# RECORD LIST start

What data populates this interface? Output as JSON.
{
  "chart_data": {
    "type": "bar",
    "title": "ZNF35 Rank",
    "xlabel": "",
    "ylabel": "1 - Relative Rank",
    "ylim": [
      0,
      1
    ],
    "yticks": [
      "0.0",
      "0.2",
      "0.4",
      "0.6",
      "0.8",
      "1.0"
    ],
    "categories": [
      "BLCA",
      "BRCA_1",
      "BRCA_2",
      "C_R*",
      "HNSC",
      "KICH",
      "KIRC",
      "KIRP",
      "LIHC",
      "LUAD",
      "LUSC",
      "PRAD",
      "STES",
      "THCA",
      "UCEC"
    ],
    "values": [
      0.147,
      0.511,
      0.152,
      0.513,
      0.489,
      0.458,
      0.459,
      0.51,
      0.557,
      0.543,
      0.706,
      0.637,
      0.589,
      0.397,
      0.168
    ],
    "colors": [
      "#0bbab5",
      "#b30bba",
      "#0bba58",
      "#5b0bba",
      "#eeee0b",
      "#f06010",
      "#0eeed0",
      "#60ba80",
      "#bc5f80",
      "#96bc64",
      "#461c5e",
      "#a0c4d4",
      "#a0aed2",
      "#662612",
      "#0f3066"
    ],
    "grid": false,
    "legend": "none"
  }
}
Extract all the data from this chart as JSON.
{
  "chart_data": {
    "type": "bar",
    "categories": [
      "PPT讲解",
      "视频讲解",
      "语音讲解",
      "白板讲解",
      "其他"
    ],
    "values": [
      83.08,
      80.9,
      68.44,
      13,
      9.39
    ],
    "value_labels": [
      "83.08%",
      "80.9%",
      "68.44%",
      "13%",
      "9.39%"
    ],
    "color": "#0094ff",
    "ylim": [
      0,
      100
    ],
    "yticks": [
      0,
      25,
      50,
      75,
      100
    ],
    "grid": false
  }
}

# RECORD LIST end

## TASK TO CARRY OUT
Repeat all the entries exactly as given.

## OUTPUT
What data populates this interface? Output as JSON.
{
  "chart_data": {
    "type": "bar",
    "title": "ZNF35 Rank",
    "xlabel": "",
    "ylabel": "1 - Relative Rank",
    "ylim": [
      0,
      1
    ],
    "yticks": [
      "0.0",
      "0.2",
      "0.4",
      "0.6",
      "0.8",
      "1.0"
    ],
    "categories": [
      "BLCA",
      "BRCA_1",
      "BRCA_2",
      "C_R*",
      "HNSC",
      "KICH",
      "KIRC",
      "KIRP",
      "LIHC",
      "LUAD",
      "LUSC",
      "PRAD",
      "STES",
      "THCA",
      "UCEC"
    ],
    "values": [
      0.147,
      0.511,
      0.152,
      0.513,
      0.489,
      0.458,
      0.459,
      0.51,
      0.557,
      0.543,
      0.706,
      0.637,
      0.589,
      0.397,
      0.168
    ],
    "colors": [
      "#0bbab5",
      "#b30bba",
      "#0bba58",
      "#5b0bba",
      "#eeee0b",
      "#f06010",
      "#0eeed0",
      "#60ba80",
      "#bc5f80",
      "#96bc64",
      "#461c5e",
      "#a0c4d4",
      "#a0aed2",
      "#662612",
      "#0f3066"
    ],
    "grid": false,
    "legend": "none"
  }
}
Extract all the data from this chart as JSON.
{
  "chart_data": {
    "type": "bar",
    "categories": [
      "PPT讲解",
      "视频讲解",
      "语音讲解",
      "白板讲解",
      "其他"
    ],
    "values": [
      83.08,
      80.9,
      68.44,
      13,
      9.39
    ],
    "value_labels": [
      "83.08%",
      "80.9%",
      "68.44%",
      "13%",
      "9.39%"
    ],
    "color": "#0094ff",
    "ylim": [
      0,
      100
    ],
    "yticks": [
      0,
      25,
      50,
      75,
      100
    ],
    "grid": false
  }
}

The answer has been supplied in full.